§ **Task to complete**: Which lines below hold the word "needed"? Copy all of them.

§ **Given entries**:
━━━━━━━━━━━━━━━━

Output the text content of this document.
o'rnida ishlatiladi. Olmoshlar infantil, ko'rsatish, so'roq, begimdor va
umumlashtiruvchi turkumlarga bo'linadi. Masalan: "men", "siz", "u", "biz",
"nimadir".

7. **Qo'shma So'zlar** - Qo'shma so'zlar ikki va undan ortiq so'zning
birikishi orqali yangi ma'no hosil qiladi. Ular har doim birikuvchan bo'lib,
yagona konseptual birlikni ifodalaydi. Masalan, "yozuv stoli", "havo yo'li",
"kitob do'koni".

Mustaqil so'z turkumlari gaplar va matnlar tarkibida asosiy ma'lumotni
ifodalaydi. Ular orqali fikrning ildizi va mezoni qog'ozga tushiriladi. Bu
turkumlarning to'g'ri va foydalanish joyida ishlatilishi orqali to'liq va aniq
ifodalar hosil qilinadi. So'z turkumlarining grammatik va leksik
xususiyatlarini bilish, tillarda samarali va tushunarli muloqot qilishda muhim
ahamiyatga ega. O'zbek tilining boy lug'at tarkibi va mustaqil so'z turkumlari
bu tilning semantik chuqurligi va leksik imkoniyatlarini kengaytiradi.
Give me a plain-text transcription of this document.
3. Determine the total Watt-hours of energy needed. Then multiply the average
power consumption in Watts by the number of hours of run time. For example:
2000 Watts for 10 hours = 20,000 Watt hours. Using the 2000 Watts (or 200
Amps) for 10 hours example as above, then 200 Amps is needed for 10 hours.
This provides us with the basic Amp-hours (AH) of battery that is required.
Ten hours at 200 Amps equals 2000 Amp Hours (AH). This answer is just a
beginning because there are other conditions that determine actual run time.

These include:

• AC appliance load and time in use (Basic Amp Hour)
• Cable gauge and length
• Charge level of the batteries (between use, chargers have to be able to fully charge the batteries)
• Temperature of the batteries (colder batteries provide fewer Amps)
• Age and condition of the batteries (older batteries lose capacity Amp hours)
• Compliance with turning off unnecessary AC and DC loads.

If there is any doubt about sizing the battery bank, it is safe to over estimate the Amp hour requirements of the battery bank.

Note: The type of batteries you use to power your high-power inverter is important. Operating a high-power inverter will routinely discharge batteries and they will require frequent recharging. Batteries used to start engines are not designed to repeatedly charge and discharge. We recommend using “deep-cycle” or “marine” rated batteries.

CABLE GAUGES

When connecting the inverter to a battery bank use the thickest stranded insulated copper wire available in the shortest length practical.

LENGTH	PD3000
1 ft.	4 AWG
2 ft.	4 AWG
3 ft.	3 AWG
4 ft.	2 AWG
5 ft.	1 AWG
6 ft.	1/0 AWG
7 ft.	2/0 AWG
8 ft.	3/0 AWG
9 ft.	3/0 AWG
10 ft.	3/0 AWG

━━━━━━━━━━━━━━━━

§ **The reply**:
3. Determine the total Watt-hours of energy needed. Then multiply the average
Amps) for 10 hours example as above, then 200 Amps is needed for 10 hours.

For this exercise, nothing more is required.